» **Items**:
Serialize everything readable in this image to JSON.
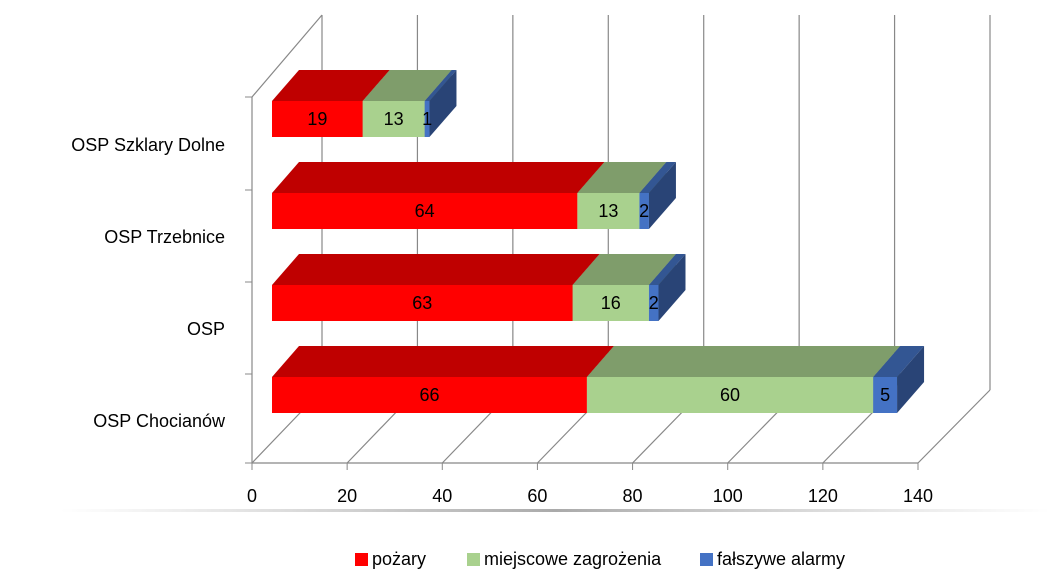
{
  "chart_data": {
    "type": "bar3d_stacked_horizontal",
    "categories": [
      "OSP Chocianów",
      "OSP",
      "OSP Trzebnice",
      "OSP Szklary Dolne"
    ],
    "series": [
      {
        "name": "pożary",
        "color": "#ff0000",
        "values": [
          66,
          63,
          64,
          19
        ]
      },
      {
        "name": "miejscowe zagrożenia",
        "color": "#a9d18e",
        "values": [
          60,
          16,
          13,
          13
        ]
      },
      {
        "name": "fałszywe alarmy",
        "color": "#4472c4",
        "values": [
          5,
          2,
          2,
          1
        ]
      }
    ],
    "xlim": [
      0,
      140
    ],
    "xticks": [
      0,
      20,
      40,
      60,
      80,
      100,
      120,
      140
    ],
    "grid": true,
    "legend": "bottom"
  }
}
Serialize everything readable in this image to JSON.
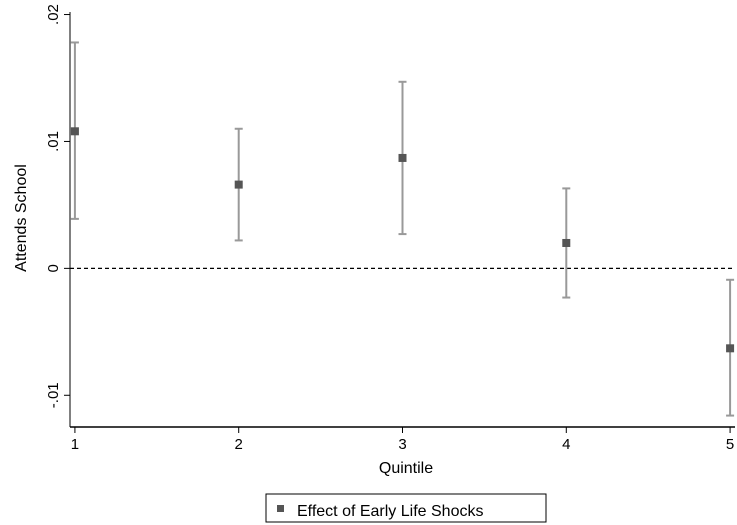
{
  "chart_data": {
    "type": "scatter",
    "title": "",
    "xlabel": "Quintile",
    "ylabel": "Attends School",
    "xlim": [
      0.97,
      5.03
    ],
    "ylim": [
      -0.0125,
      0.0202
    ],
    "x_ticks": [
      1,
      2,
      3,
      4,
      5
    ],
    "y_ticks": [
      -0.01,
      0,
      0.01,
      0.02
    ],
    "x_tick_labels": [
      "1",
      "2",
      "3",
      "4",
      "5"
    ],
    "y_tick_labels": [
      "-.01",
      "0",
      ".01",
      ".02"
    ],
    "reference_line": {
      "y": 0,
      "style": "dashed"
    },
    "series": [
      {
        "name": "Effect of Early Life Shocks",
        "color": "#555555",
        "errorbar_color": "#999999",
        "points": [
          {
            "x": 1,
            "y": 0.0108,
            "lo": 0.0039,
            "hi": 0.0178
          },
          {
            "x": 2,
            "y": 0.0066,
            "lo": 0.0022,
            "hi": 0.011
          },
          {
            "x": 3,
            "y": 0.0087,
            "lo": 0.0027,
            "hi": 0.0147
          },
          {
            "x": 4,
            "y": 0.002,
            "lo": -0.0023,
            "hi": 0.0063
          },
          {
            "x": 5,
            "y": -0.0063,
            "lo": -0.0116,
            "hi": -0.0009
          }
        ]
      }
    ],
    "legend": {
      "position": "bottom-center"
    },
    "grid": false
  }
}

» **What the task asks**:
Retype the records exactly. Any image in them should not appear in what you write.

» **Solution for this task**:
Serialize everything readable in this image to JSON.
{
  "chart_data": {
    "type": "bar3d_stacked_horizontal",
    "categories": [
      "OSP Chocianów",
      "OSP",
      "OSP Trzebnice",
      "OSP Szklary Dolne"
    ],
    "series": [
      {
        "name": "pożary",
        "color": "#ff0000",
        "values": [
          66,
          63,
          64,
          19
        ]
      },
      {
        "name": "miejscowe zagrożenia",
        "color": "#a9d18e",
        "values": [
          60,
          16,
          13,
          13
        ]
      },
      {
        "name": "fałszywe alarmy",
        "color": "#4472c4",
        "values": [
          5,
          2,
          2,
          1
        ]
      }
    ],
    "xlim": [
      0,
      140
    ],
    "xticks": [
      0,
      20,
      40,
      60,
      80,
      100,
      120,
      140
    ],
    "grid": true,
    "legend": "bottom"
  }
}
Serialize everything readable in this image to JSON.
{
  "chart_data": {
    "type": "scatter",
    "title": "",
    "xlabel": "Quintile",
    "ylabel": "Attends School",
    "xlim": [
      0.97,
      5.03
    ],
    "ylim": [
      -0.0125,
      0.0202
    ],
    "x_ticks": [
      1,
      2,
      3,
      4,
      5
    ],
    "y_ticks": [
      -0.01,
      0,
      0.01,
      0.02
    ],
    "x_tick_labels": [
      "1",
      "2",
      "3",
      "4",
      "5"
    ],
    "y_tick_labels": [
      "-.01",
      "0",
      ".01",
      ".02"
    ],
    "reference_line": {
      "y": 0,
      "style": "dashed"
    },
    "series": [
      {
        "name": "Effect of Early Life Shocks",
        "color": "#555555",
        "errorbar_color": "#999999",
        "points": [
          {
            "x": 1,
            "y": 0.0108,
            "lo": 0.0039,
            "hi": 0.0178
          },
          {
            "x": 2,
            "y": 0.0066,
            "lo": 0.0022,
            "hi": 0.011
          },
          {
            "x": 3,
            "y": 0.0087,
            "lo": 0.0027,
            "hi": 0.0147
          },
          {
            "x": 4,
            "y": 0.002,
            "lo": -0.0023,
            "hi": 0.0063
          },
          {
            "x": 5,
            "y": -0.0063,
            "lo": -0.0116,
            "hi": -0.0009
          }
        ]
      }
    ],
    "legend": {
      "position": "bottom-center"
    },
    "grid": false
  }
}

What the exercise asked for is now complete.